◆ **Task brief**:
Could you write out every entry exactly as it stands?

◆ **Data items**:

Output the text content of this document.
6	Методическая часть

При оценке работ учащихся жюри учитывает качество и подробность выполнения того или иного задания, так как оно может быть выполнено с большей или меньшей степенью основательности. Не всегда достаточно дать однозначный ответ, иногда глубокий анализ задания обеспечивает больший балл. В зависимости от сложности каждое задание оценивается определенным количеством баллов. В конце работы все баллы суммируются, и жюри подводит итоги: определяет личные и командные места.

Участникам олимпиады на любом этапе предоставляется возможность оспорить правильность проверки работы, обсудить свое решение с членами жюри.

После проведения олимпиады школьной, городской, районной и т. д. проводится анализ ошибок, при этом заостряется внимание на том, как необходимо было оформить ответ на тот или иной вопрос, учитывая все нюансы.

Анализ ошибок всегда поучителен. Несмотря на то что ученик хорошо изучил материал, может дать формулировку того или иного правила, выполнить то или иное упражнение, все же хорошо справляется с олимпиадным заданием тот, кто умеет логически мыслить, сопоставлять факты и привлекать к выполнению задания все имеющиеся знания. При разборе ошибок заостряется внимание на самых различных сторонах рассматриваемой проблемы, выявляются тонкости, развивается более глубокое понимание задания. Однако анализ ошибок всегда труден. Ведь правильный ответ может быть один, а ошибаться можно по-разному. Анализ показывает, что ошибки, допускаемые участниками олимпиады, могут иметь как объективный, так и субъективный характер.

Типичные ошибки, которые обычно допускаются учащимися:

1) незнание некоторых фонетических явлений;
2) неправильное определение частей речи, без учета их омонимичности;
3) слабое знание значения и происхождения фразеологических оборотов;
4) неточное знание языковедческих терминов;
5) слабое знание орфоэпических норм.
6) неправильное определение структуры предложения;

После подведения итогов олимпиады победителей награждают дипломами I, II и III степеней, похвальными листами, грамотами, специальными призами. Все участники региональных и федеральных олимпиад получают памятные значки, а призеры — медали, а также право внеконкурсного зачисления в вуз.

◆ **Solution to this exercise**:
Output the text content of this document.
6	Методическая часть

При оценке работ учащихся жюри учитывает качество и подробность выполнения того или иного задания, так как оно может быть выполнено с большей или меньшей степенью основательности. Не всегда достаточно дать однозначный ответ, иногда глубокий анализ задания обеспечивает больший балл. В зависимости от сложности каждое задание оценивается определенным количеством баллов. В конце работы все баллы суммируются, и жюри подводит итоги: определяет личные и командные места.

Участникам олимпиады на любом этапе предоставляется возможность оспорить правильность проверки работы, обсудить свое решение с членами жюри.

После проведения олимпиады школьной, городской, районной и т. д. проводится анализ ошибок, при этом заостряется внимание на том, как необходимо было оформить ответ на тот или иной вопрос, учитывая все нюансы.

Анализ ошибок всегда поучителен. Несмотря на то что ученик хорошо изучил материал, может дать формулировку того или иного правила, выполнить то или иное упражнение, все же хорошо справляется с олимпиадным заданием тот, кто умеет логически мыслить, сопоставлять факты и привлекать к выполнению задания все имеющиеся знания. При разборе ошибок заостряется внимание на самых различных сторонах рассматриваемой проблемы, выявляются тонкости, развивается более глубокое понимание задания. Однако анализ ошибок всегда труден. Ведь правильный ответ может быть один, а ошибаться можно по-разному. Анализ показывает, что ошибки, допускаемые участниками олимпиады, могут иметь как объективный, так и субъективный характер.

Типичные ошибки, которые обычно допускаются учащимися:

1) незнание некоторых фонетических явлений;
2) неправильное определение частей речи, без учета их омонимичности;
3) слабое знание значения и происхождения фразеологических оборотов;
4) неточное знание языковедческих терминов;
5) слабое знание орфоэпических норм.
6) неправильное определение структуры предложения;

После подведения итогов олимпиады победителей награждают дипломами I, II и III степеней, похвальными листами, грамотами, специальными призами. Все участники региональных и федеральных олимпиад получают памятные значки, а призеры — медали, а также право внеконкурсного зачисления в вуз.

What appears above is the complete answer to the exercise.